» Excerpt from a dataset

——————

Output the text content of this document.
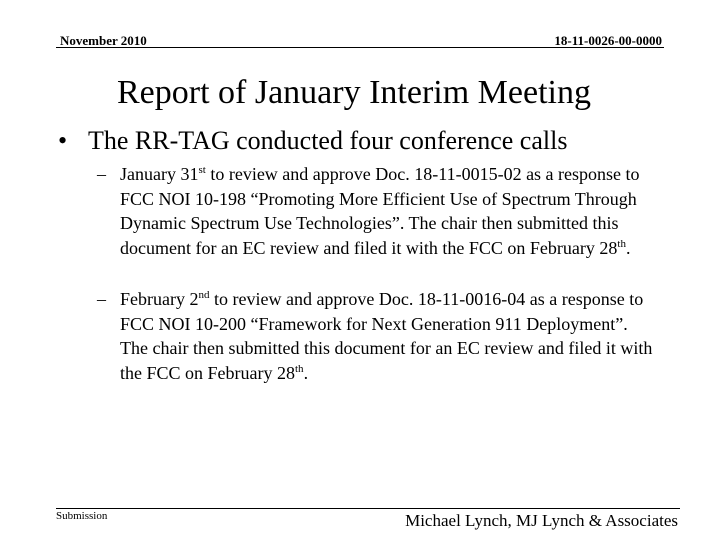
November 2010	18-11-0026-00-0000
Report of January Interim Meeting
• The RR-TAG conducted four conference calls
– January 31st to review and approve Doc. 18-11-0015-02 as a response to FCC NOI 10-198 “Promoting More Efficient Use of Spectrum Through Dynamic Spectrum Use Technologies”. The chair then submitted this document for an EC review and filed it with the FCC on February 28th.
– February 2nd to review and approve Doc. 18-11-0016-04 as a response to FCC NOI 10-200 “Framework for Next Generation 911 Deployment”. The chair then submitted this document for an EC review and filed it with the FCC on February 28th.
Submission	Michael Lynch, MJ Lynch & Associates
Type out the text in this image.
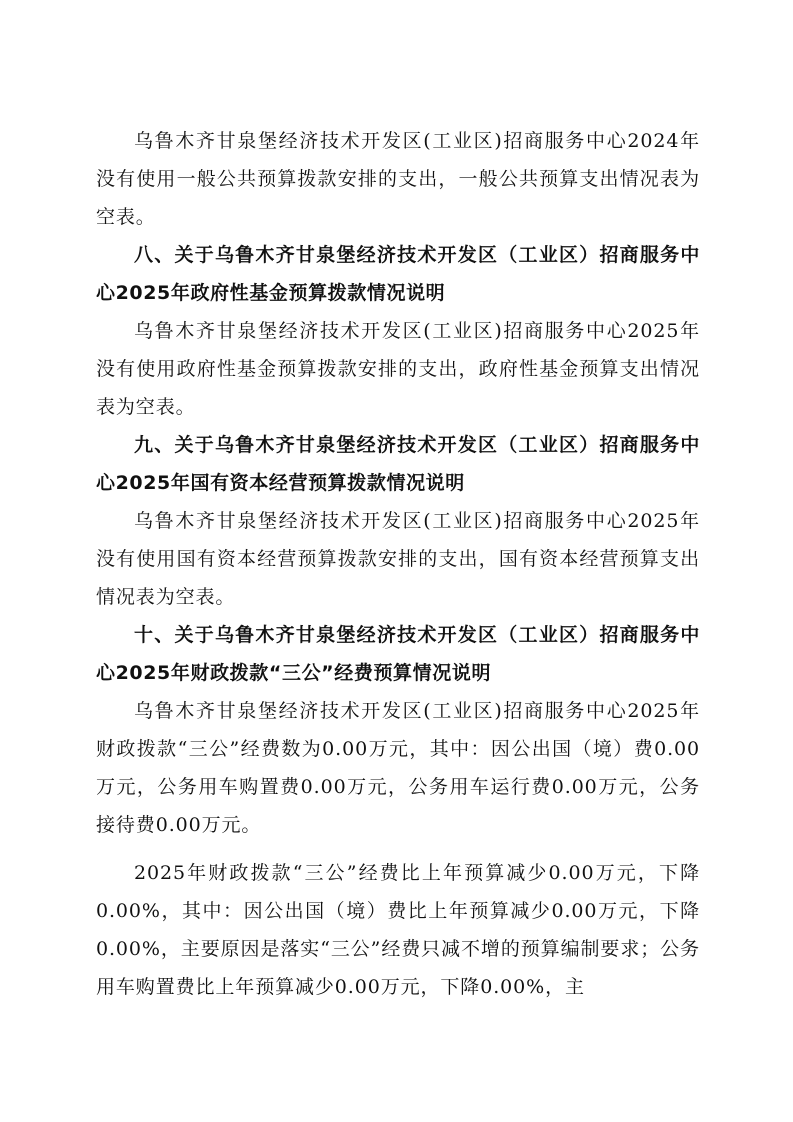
乌鲁木齐甘泉堡经济技术开发区(工业区)招商服务中心2024年没有使用一般公共预算拨款安排的支出，一般公共预算支出情况表为空表。

八、关于乌鲁木齐甘泉堡经济技术开发区（工业区）招商服务中心2025年政府性基金预算拨款情况说明

乌鲁木齐甘泉堡经济技术开发区(工业区)招商服务中心2025年没有使用政府性基金预算拨款安排的支出，政府性基金预算支出情况表为空表。

九、关于乌鲁木齐甘泉堡经济技术开发区（工业区）招商服务中心2025年国有资本经营预算拨款情况说明

乌鲁木齐甘泉堡经济技术开发区(工业区)招商服务中心2025年没有使用国有资本经营预算拨款安排的支出，国有资本经营预算支出情况表为空表。

十、关于乌鲁木齐甘泉堡经济技术开发区（工业区）招商服务中心2025年财政拨款“三公”经费预算情况说明

乌鲁木齐甘泉堡经济技术开发区(工业区)招商服务中心2025年财政拨款“三公”经费数为0.00万元，其中：因公出国（境）费0.00万元，公务用车购置费0.00万元，公务用车运行费0.00万元，公务接待费0.00万元。

2025年财政拨款“三公”经费比上年预算减少0.00万元，下降0.00%，其中：因公出国（境）费比上年预算减少0.00万元，下降0.00%，主要原因是落实“三公”经费只减不增的预算编制要求；公务用车购置费比上年预算减少0.00万元，下降0.00%，主
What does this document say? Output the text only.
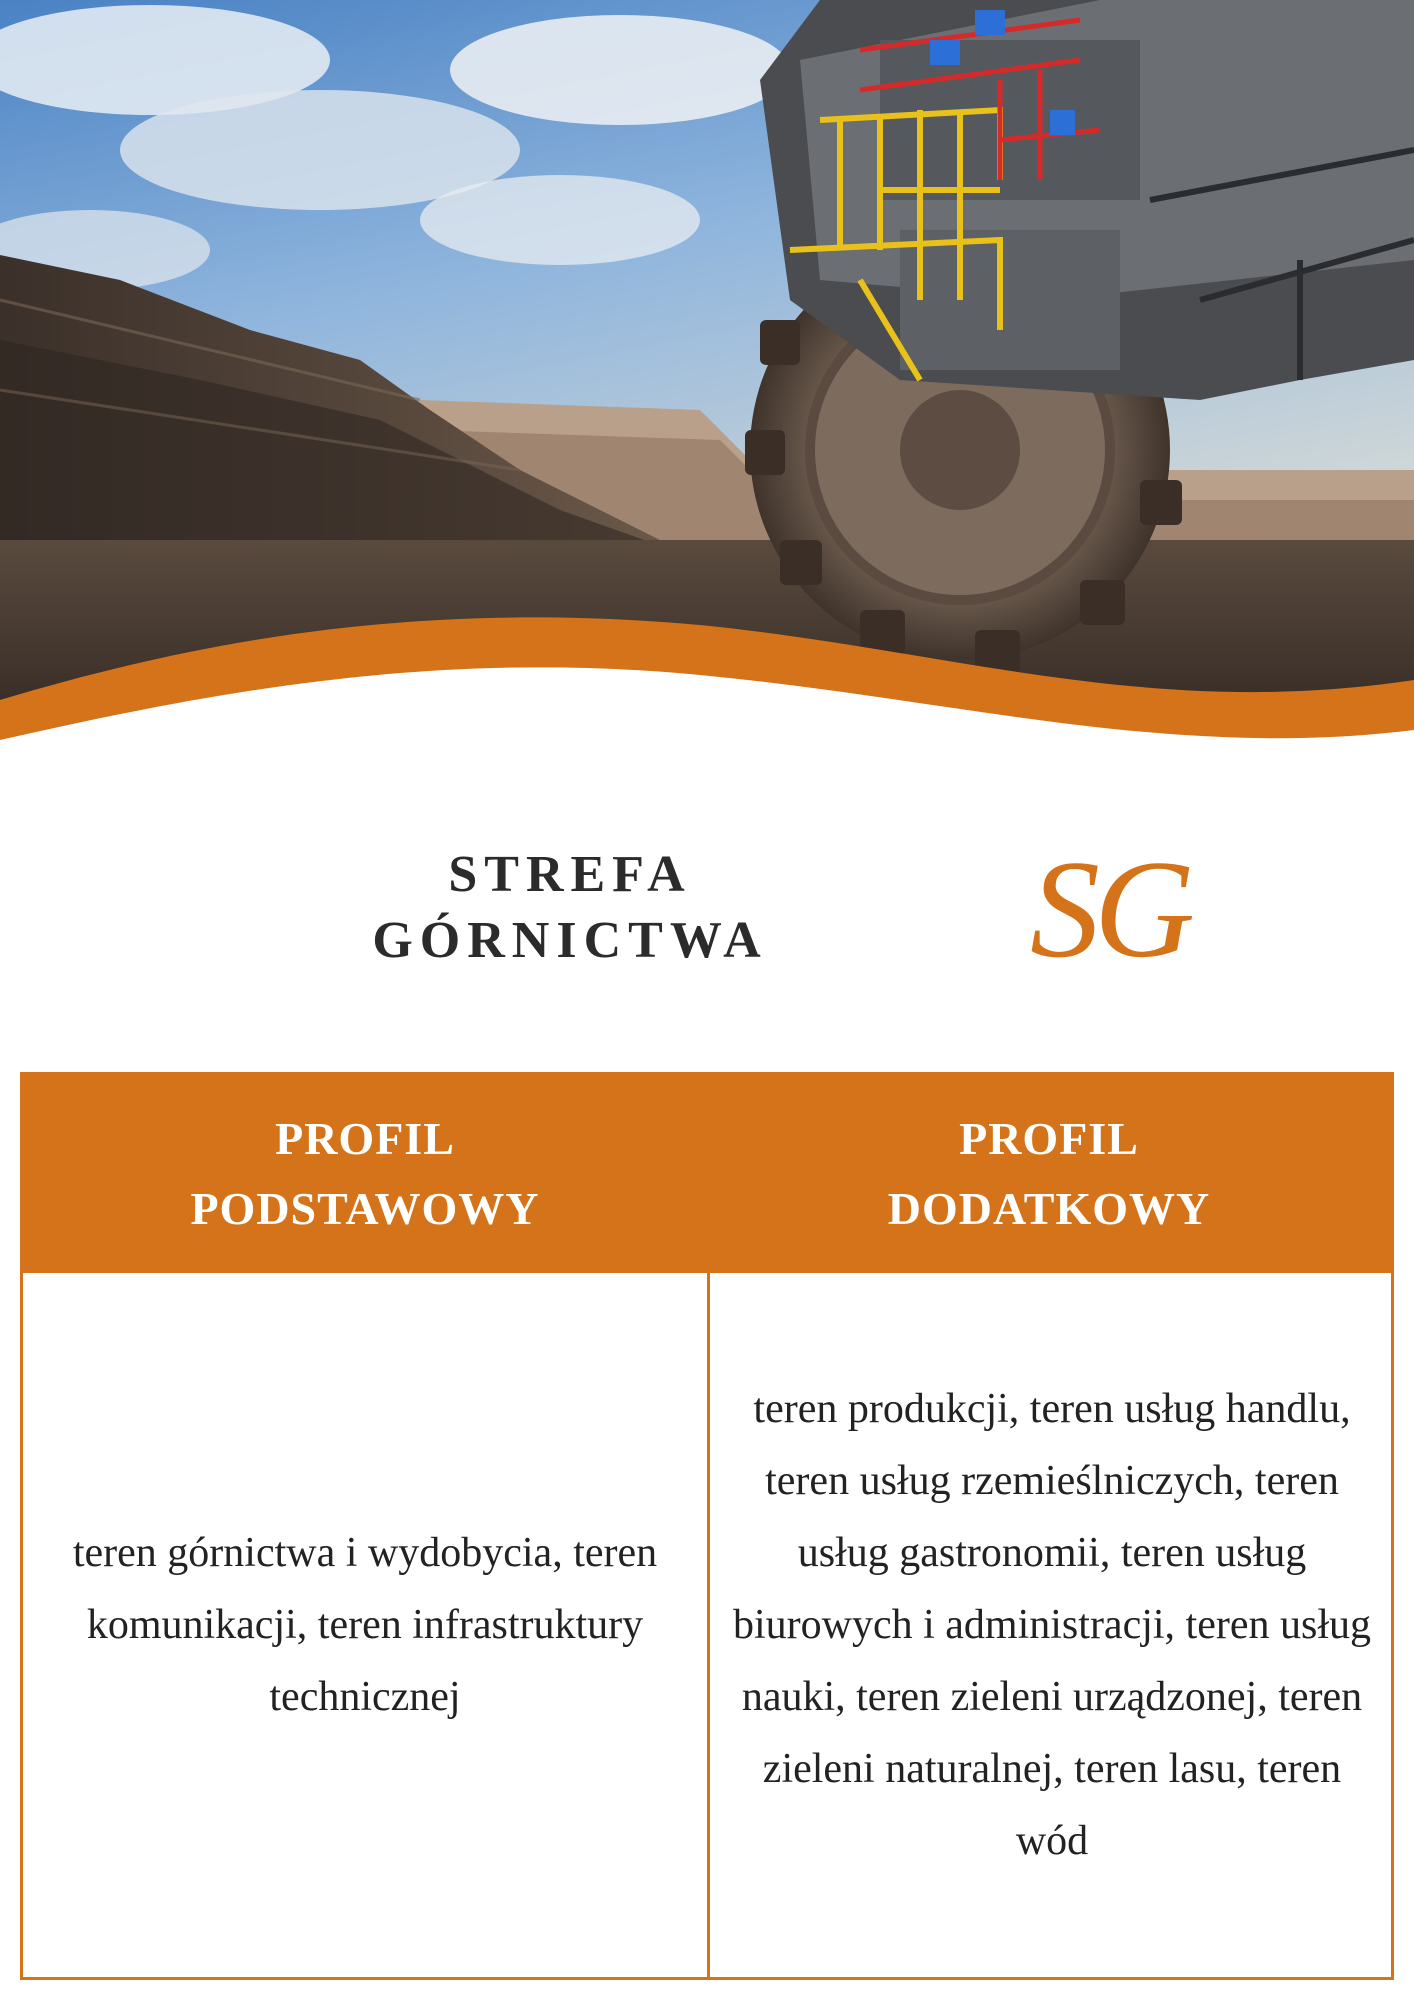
STREFA
GÓRNICTWA	SG
PROFIL
PODSTAWOWY
PROFIL
DODATKOWY
teren górnictwa i wydobycia, teren komunikacji, teren infrastruktury technicznej
teren produkcji, teren usług handlu, teren usług rzemieślniczych, teren usług gastronomii, teren usług biurowych i administracji, teren usług nauki, teren zieleni urządzonej, teren zieleni naturalnej, teren lasu, teren wód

——————

» Problem to work on
Copy out all the data exactly; skip the pictures.

» The solution
Output the text content of this document.
November 2010	18-11-0026-00-0000
Report of January Interim Meeting
• The RR-TAG conducted four conference calls
– January 31st to review and approve Doc. 18-11-0015-02 as a response to FCC NOI 10-198 “Promoting More Efficient Use of Spectrum Through Dynamic Spectrum Use Technologies”. The chair then submitted this document for an EC review and filed it with the FCC on February 28th.
– February 2nd to review and approve Doc. 18-11-0016-04 as a response to FCC NOI 10-200 “Framework for Next Generation 911 Deployment”. The chair then submitted this document for an EC review and filed it with the FCC on February 28th.
Submission	Michael Lynch, MJ Lynch & Associates
Type out the text in this image.
乌鲁木齐甘泉堡经济技术开发区(工业区)招商服务中心2024年没有使用一般公共预算拨款安排的支出，一般公共预算支出情况表为空表。

八、关于乌鲁木齐甘泉堡经济技术开发区（工业区）招商服务中心2025年政府性基金预算拨款情况说明

乌鲁木齐甘泉堡经济技术开发区(工业区)招商服务中心2025年没有使用政府性基金预算拨款安排的支出，政府性基金预算支出情况表为空表。

九、关于乌鲁木齐甘泉堡经济技术开发区（工业区）招商服务中心2025年国有资本经营预算拨款情况说明

乌鲁木齐甘泉堡经济技术开发区(工业区)招商服务中心2025年没有使用国有资本经营预算拨款安排的支出，国有资本经营预算支出情况表为空表。

十、关于乌鲁木齐甘泉堡经济技术开发区（工业区）招商服务中心2025年财政拨款“三公”经费预算情况说明

乌鲁木齐甘泉堡经济技术开发区(工业区)招商服务中心2025年财政拨款“三公”经费数为0.00万元，其中：因公出国（境）费0.00万元，公务用车购置费0.00万元，公务用车运行费0.00万元，公务接待费0.00万元。

2025年财政拨款“三公”经费比上年预算减少0.00万元，下降0.00%，其中：因公出国（境）费比上年预算减少0.00万元，下降0.00%，主要原因是落实“三公”经费只减不增的预算编制要求；公务用车购置费比上年预算减少0.00万元，下降0.00%，主
What does this document say? Output the text only.
STREFA
GÓRNICTWA	SG
PROFIL
PODSTAWOWY
PROFIL
DODATKOWY
teren górnictwa i wydobycia, teren komunikacji, teren infrastruktury technicznej
teren produkcji, teren usług handlu, teren usług rzemieślniczych, teren usług gastronomii, teren usług biurowych i administracji, teren usług nauki, teren zieleni urządzonej, teren zieleni naturalnej, teren lasu, teren wód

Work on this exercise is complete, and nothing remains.